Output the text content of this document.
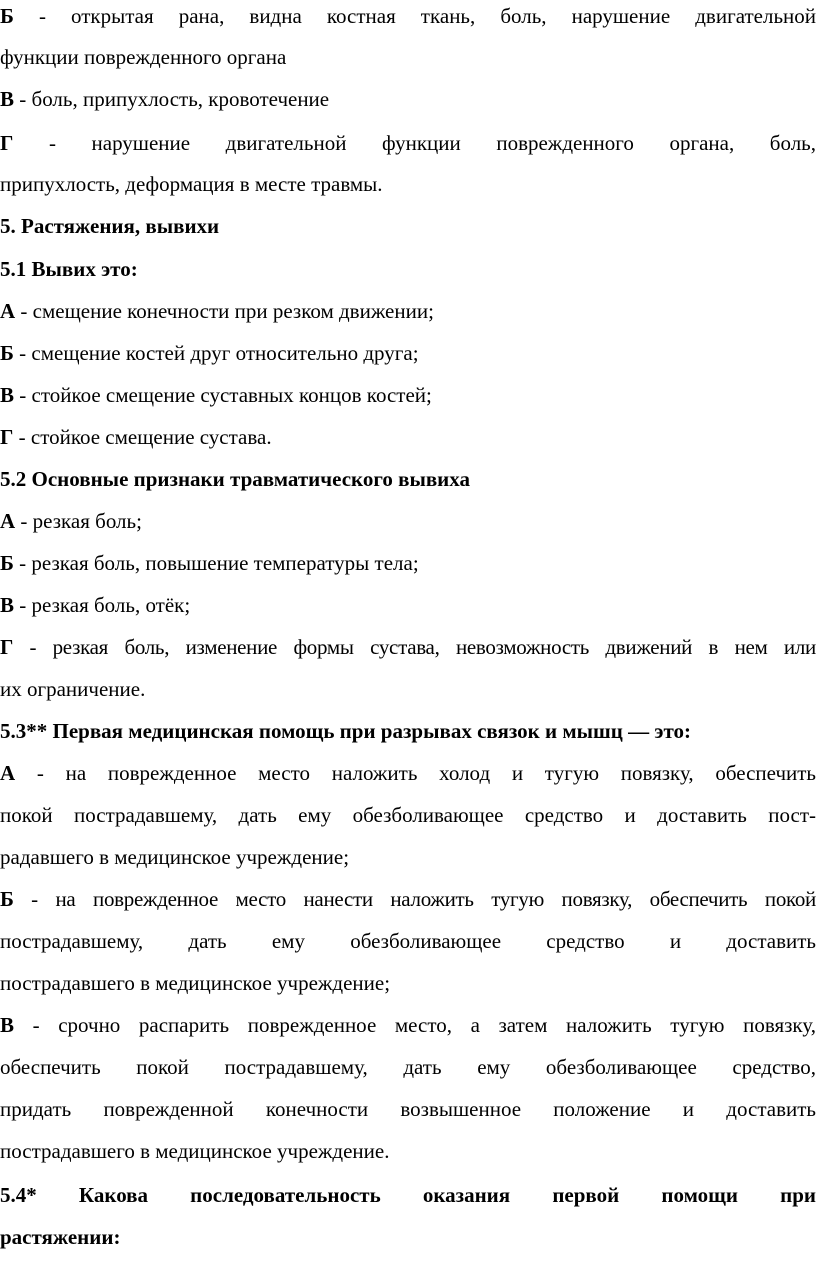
Б - открытая рана, видна костная ткань, боль, нарушение двигательной
функции поврежденного органа
В - боль, припухлость, кровотечение
Г - нарушение двигательной функции поврежденного органа, боль,
припухлость, деформация в месте травмы.
5. Растяжения, вывихи
5.1 Вывих это:
А - смещение конечности при резком движении;
Б - смещение костей друг относительно друга;
В - стойкое смещение суставных концов костей;
Г - стойкое смещение сустава.
5.2 Основные признаки травматического вывиха
А - резкая боль;
Б - резкая боль, повышение температуры тела;
В - резкая боль, отёк;
Г - резкая боль, изменение формы сустава, невозможность движений в нем или
их ограничение.
5.3** Первая медицинская помощь при разрывах связок и мышц — это:
А - на поврежденное место наложить холод и тугую повязку, обеспечить
покой пострадавшему, дать ему обезболивающее средство и доставить пост-
радавшего в медицинское учреждение;
Б - на поврежденное место нанести наложить тугую повязку, обеспечить покой
пострадавшему, дать ему обезболивающее средство и доставить
пострадавшего в медицинское учреждение;
В - срочно распарить поврежденное место, а затем наложить тугую повязку,
обеспечить покой пострадавшему, дать ему обезболивающее средство,
придать поврежденной конечности возвышенное положение и доставить
пострадавшего в медицинское учреждение.
5.4* Какова последовательность оказания первой помощи при
растяжении:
◇ ◇ ◇ ◇ ◇
■ **Problem description**
Identify the lines above with the word "учреждение". Copy them.

■ **Solution to the exercise**
радавшего в медицинское учреждение;
пострадавшего в медицинское учреждение;
пострадавшего в медицинское учреждение.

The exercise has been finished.